>> START Dataset content

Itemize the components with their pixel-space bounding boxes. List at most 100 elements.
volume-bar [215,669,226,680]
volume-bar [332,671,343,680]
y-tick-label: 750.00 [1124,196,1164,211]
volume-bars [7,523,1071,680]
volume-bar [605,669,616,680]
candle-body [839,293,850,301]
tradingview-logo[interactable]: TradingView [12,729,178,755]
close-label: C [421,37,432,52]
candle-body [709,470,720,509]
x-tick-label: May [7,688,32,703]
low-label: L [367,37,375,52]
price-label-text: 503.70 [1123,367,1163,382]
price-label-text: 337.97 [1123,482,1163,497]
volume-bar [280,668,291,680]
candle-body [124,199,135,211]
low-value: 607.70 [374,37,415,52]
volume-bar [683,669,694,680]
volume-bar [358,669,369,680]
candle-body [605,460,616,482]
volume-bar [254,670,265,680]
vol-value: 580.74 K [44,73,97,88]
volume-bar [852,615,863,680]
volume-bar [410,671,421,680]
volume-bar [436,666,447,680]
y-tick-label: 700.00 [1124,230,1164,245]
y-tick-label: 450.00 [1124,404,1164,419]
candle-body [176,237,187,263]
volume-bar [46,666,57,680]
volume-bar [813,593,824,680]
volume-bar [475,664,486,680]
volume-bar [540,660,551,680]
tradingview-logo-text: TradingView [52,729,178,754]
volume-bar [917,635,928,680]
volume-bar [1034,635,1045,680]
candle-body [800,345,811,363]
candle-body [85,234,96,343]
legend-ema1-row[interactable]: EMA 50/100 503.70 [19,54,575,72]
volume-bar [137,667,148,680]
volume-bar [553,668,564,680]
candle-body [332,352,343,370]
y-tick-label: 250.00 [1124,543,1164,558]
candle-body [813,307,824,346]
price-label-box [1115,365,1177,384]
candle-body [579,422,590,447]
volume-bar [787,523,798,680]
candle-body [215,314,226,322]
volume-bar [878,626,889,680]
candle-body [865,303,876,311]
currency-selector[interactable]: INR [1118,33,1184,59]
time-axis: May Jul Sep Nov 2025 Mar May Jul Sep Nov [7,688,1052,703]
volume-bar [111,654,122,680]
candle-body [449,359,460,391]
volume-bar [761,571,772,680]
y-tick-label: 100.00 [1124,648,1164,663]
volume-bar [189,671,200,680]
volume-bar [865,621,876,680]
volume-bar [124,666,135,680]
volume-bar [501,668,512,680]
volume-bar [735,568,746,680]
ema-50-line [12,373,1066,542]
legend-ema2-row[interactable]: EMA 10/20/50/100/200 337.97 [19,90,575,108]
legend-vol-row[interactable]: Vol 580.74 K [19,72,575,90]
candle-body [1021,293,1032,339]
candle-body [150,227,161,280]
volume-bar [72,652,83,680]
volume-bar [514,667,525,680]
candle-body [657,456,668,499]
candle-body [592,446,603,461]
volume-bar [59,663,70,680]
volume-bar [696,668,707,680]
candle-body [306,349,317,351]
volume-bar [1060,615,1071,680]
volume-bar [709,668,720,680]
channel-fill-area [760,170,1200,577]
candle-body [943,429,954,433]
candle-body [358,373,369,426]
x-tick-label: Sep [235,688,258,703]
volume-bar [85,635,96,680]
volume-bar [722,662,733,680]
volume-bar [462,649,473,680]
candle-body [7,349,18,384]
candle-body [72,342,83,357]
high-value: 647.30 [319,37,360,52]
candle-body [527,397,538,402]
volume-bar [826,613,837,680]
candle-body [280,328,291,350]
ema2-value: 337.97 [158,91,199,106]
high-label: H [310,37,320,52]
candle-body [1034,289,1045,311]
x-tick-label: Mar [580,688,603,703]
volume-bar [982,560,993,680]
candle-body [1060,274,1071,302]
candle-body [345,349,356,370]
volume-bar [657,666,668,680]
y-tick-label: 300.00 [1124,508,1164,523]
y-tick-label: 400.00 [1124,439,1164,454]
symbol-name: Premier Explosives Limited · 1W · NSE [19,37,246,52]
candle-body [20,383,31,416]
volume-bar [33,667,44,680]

>> END Dataset content

Exercise requirements: Update the records above by swapping every "candle-body" for "candle-rect" and leaving all else as it is.

Answer to this task:
Itemize the components with their pixel-space bounding boxes. List at most 100 elements.
volume-bar [215,669,226,680]
volume-bar [332,671,343,680]
y-tick-label: 750.00 [1124,196,1164,211]
volume-bars [7,523,1071,680]
volume-bar [605,669,616,680]
candle-rect [839,293,850,301]
tradingview-logo[interactable]: TradingView [12,729,178,755]
close-label: C [421,37,432,52]
candle-rect [709,470,720,509]
x-tick-label: May [7,688,32,703]
low-label: L [367,37,375,52]
price-label-text: 503.70 [1123,367,1163,382]
price-label-text: 337.97 [1123,482,1163,497]
volume-bar [280,668,291,680]
candle-rect [124,199,135,211]
low-value: 607.70 [374,37,415,52]
volume-bar [683,669,694,680]
volume-bar [358,669,369,680]
candle-rect [605,460,616,482]
volume-bar [254,670,265,680]
vol-value: 580.74 K [44,73,97,88]
volume-bar [852,615,863,680]
volume-bar [410,671,421,680]
volume-bar [436,666,447,680]
y-tick-label: 700.00 [1124,230,1164,245]
y-tick-label: 450.00 [1124,404,1164,419]
candle-rect [176,237,187,263]
volume-bar [46,666,57,680]
volume-bar [813,593,824,680]
volume-bar [475,664,486,680]
volume-bar [540,660,551,680]
tradingview-logo-text: TradingView [52,729,178,754]
volume-bar [917,635,928,680]
volume-bar [1034,635,1045,680]
candle-rect [800,345,811,363]
candle-rect [85,234,96,343]
legend-ema1-row[interactable]: EMA 50/100 503.70 [19,54,575,72]
volume-bar [137,667,148,680]
volume-bar [553,668,564,680]
candle-rect [332,352,343,370]
y-tick-label: 250.00 [1124,543,1164,558]
candle-rect [813,307,824,346]
price-label-box [1115,365,1177,384]
candle-rect [579,422,590,447]
volume-bar [787,523,798,680]
candle-rect [215,314,226,322]
volume-bar [878,626,889,680]
candle-rect [865,303,876,311]
currency-selector[interactable]: INR [1118,33,1184,59]
time-axis: May Jul Sep Nov 2025 Mar May Jul Sep Nov [7,688,1052,703]
volume-bar [111,654,122,680]
candle-rect [449,359,460,391]
volume-bar [761,571,772,680]
y-tick-label: 100.00 [1124,648,1164,663]
volume-bar [189,671,200,680]
volume-bar [865,621,876,680]
volume-bar [124,666,135,680]
volume-bar [501,668,512,680]
volume-bar [735,568,746,680]
ema-50-line [12,373,1066,542]
legend-ema2-row[interactable]: EMA 10/20/50/100/200 337.97 [19,90,575,108]
legend-vol-row[interactable]: Vol 580.74 K [19,72,575,90]
candle-rect [1021,293,1032,339]
candle-rect [150,227,161,280]
volume-bar [72,652,83,680]
volume-bar [514,667,525,680]
candle-rect [657,456,668,499]
candle-rect [592,446,603,461]
volume-bar [59,663,70,680]
volume-bar [696,668,707,680]
candle-rect [306,349,317,351]
volume-bar [1060,615,1071,680]
volume-bar [709,668,720,680]
channel-fill-area [760,170,1200,577]
candle-rect [943,429,954,433]
candle-rect [358,373,369,426]
x-tick-label: Sep [235,688,258,703]
volume-bar [85,635,96,680]
volume-bar [722,662,733,680]
volume-bar [462,649,473,680]
candle-rect [7,349,18,384]
candle-rect [72,342,83,357]
high-value: 647.30 [319,37,360,52]
candle-rect [527,397,538,402]
volume-bar [826,613,837,680]
candle-rect [280,328,291,350]
ema2-value: 337.97 [158,91,199,106]
high-label: H [310,37,320,52]
candle-rect [1034,289,1045,311]
x-tick-label: Mar [580,688,603,703]
volume-bar [982,560,993,680]
candle-rect [1060,274,1071,302]
candle-rect [345,349,356,370]
volume-bar [657,666,668,680]
y-tick-label: 300.00 [1124,508,1164,523]
y-tick-label: 400.00 [1124,439,1164,454]
symbol-name: Premier Explosives Limited · 1W · NSE [19,37,246,52]
candle-rect [20,383,31,416]
volume-bar [33,667,44,680]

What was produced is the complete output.